=== Extracted data ===

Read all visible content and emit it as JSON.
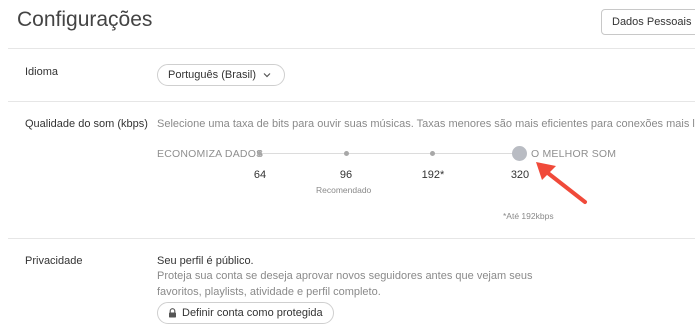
{
  "header": {
    "title": "Configurações",
    "personal_data_button": "Dados Pessoais"
  },
  "language": {
    "label": "Idioma",
    "selected": "Português (Brasil)"
  },
  "quality": {
    "label": "Qualidade do som (kbps)",
    "description": "Selecione uma taxa de bits para ouvir suas músicas. Taxas menores são mais eficientes para conexões mais lentas.",
    "min_label": "ECONOMIZA DADOS",
    "max_label": "O MELHOR SOM",
    "options": [
      "64",
      "96",
      "192*",
      "320"
    ],
    "recommended_label": "Recomendado",
    "footnote": "*Até 192kbps",
    "selected": "320"
  },
  "privacy": {
    "label": "Privacidade",
    "status": "Seu perfil é público.",
    "description": "Proteja sua conta se deseja aprovar novos seguidores antes que vejam seus favoritos, playlists, atividade e perfil completo.",
    "protect_button": "Definir conta como protegida"
  },
  "colors": {
    "annotation_arrow": "#f04a3a",
    "slider_knob": "#b9bcc3"
  }
}
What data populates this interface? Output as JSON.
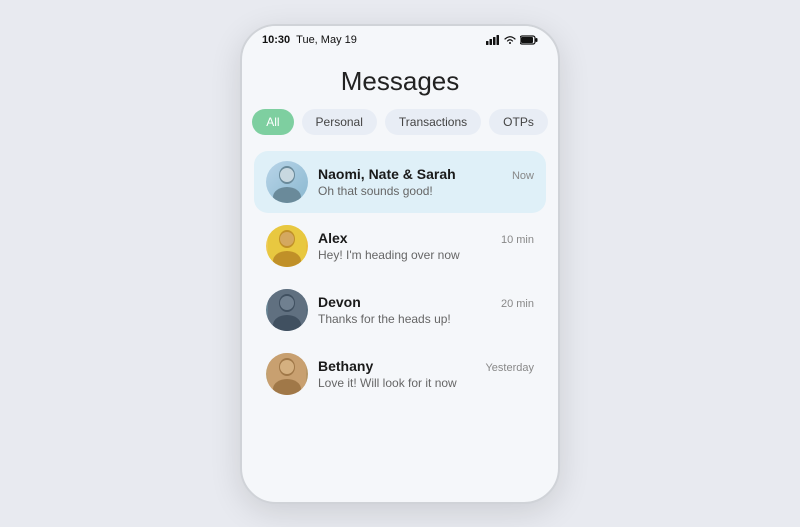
{
  "statusBar": {
    "time": "10:30",
    "date": "Tue, May 19"
  },
  "page": {
    "title": "Messages"
  },
  "filters": [
    {
      "id": "all",
      "label": "All",
      "active": true
    },
    {
      "id": "personal",
      "label": "Personal",
      "active": false
    },
    {
      "id": "transactions",
      "label": "Transactions",
      "active": false
    },
    {
      "id": "otps",
      "label": "OTPs",
      "active": false
    }
  ],
  "messages": [
    {
      "id": "naomi",
      "name": "Naomi, Nate & Sarah",
      "preview": "Oh that sounds good!",
      "time": "Now",
      "highlighted": true,
      "avatarClass": "avatar-naomi",
      "emoji": "👩"
    },
    {
      "id": "alex",
      "name": "Alex",
      "preview": "Hey! I'm heading over now",
      "time": "10 min",
      "highlighted": false,
      "avatarClass": "avatar-alex",
      "emoji": "👩"
    },
    {
      "id": "devon",
      "name": "Devon",
      "preview": "Thanks for the heads up!",
      "time": "20 min",
      "highlighted": false,
      "avatarClass": "avatar-devon",
      "emoji": "🧑"
    },
    {
      "id": "bethany",
      "name": "Bethany",
      "preview": "Love it! Will look for it now",
      "time": "Yesterday",
      "highlighted": false,
      "avatarClass": "avatar-bethany",
      "emoji": "👩"
    }
  ]
}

===

§ The problem:
Repeat all of the records verbatim, leaving out the pictures.

§ Response to the exercise:
Read all visible content and emit it as JSON.
{
  "header": {
    "title": "Configurações",
    "personal_data_button": "Dados Pessoais"
  },
  "language": {
    "label": "Idioma",
    "selected": "Português (Brasil)"
  },
  "quality": {
    "label": "Qualidade do som (kbps)",
    "description": "Selecione uma taxa de bits para ouvir suas músicas. Taxas menores são mais eficientes para conexões mais lentas.",
    "min_label": "ECONOMIZA DADOS",
    "max_label": "O MELHOR SOM",
    "options": [
      "64",
      "96",
      "192*",
      "320"
    ],
    "recommended_label": "Recomendado",
    "footnote": "*Até 192kbps",
    "selected": "320"
  },
  "privacy": {
    "label": "Privacidade",
    "status": "Seu perfil é público.",
    "description": "Proteja sua conta se deseja aprovar novos seguidores antes que vejam seus favoritos, playlists, atividade e perfil completo.",
    "protect_button": "Definir conta como protegida"
  },
  "colors": {
    "annotation_arrow": "#f04a3a",
    "slider_knob": "#b9bcc3"
  }
}
What data populates this interface? Output as JSON.
{
  "statusBar": {
    "time": "10:30",
    "date": "Tue, May 19"
  },
  "page": {
    "title": "Messages"
  },
  "filters": [
    {
      "id": "all",
      "label": "All",
      "active": true
    },
    {
      "id": "personal",
      "label": "Personal",
      "active": false
    },
    {
      "id": "transactions",
      "label": "Transactions",
      "active": false
    },
    {
      "id": "otps",
      "label": "OTPs",
      "active": false
    }
  ],
  "messages": [
    {
      "id": "naomi",
      "name": "Naomi, Nate & Sarah",
      "preview": "Oh that sounds good!",
      "time": "Now",
      "highlighted": true,
      "avatarClass": "avatar-naomi",
      "emoji": "👩"
    },
    {
      "id": "alex",
      "name": "Alex",
      "preview": "Hey! I'm heading over now",
      "time": "10 min",
      "highlighted": false,
      "avatarClass": "avatar-alex",
      "emoji": "👩"
    },
    {
      "id": "devon",
      "name": "Devon",
      "preview": "Thanks for the heads up!",
      "time": "20 min",
      "highlighted": false,
      "avatarClass": "avatar-devon",
      "emoji": "🧑"
    },
    {
      "id": "bethany",
      "name": "Bethany",
      "preview": "Love it! Will look for it now",
      "time": "Yesterday",
      "highlighted": false,
      "avatarClass": "avatar-bethany",
      "emoji": "👩"
    }
  ]
}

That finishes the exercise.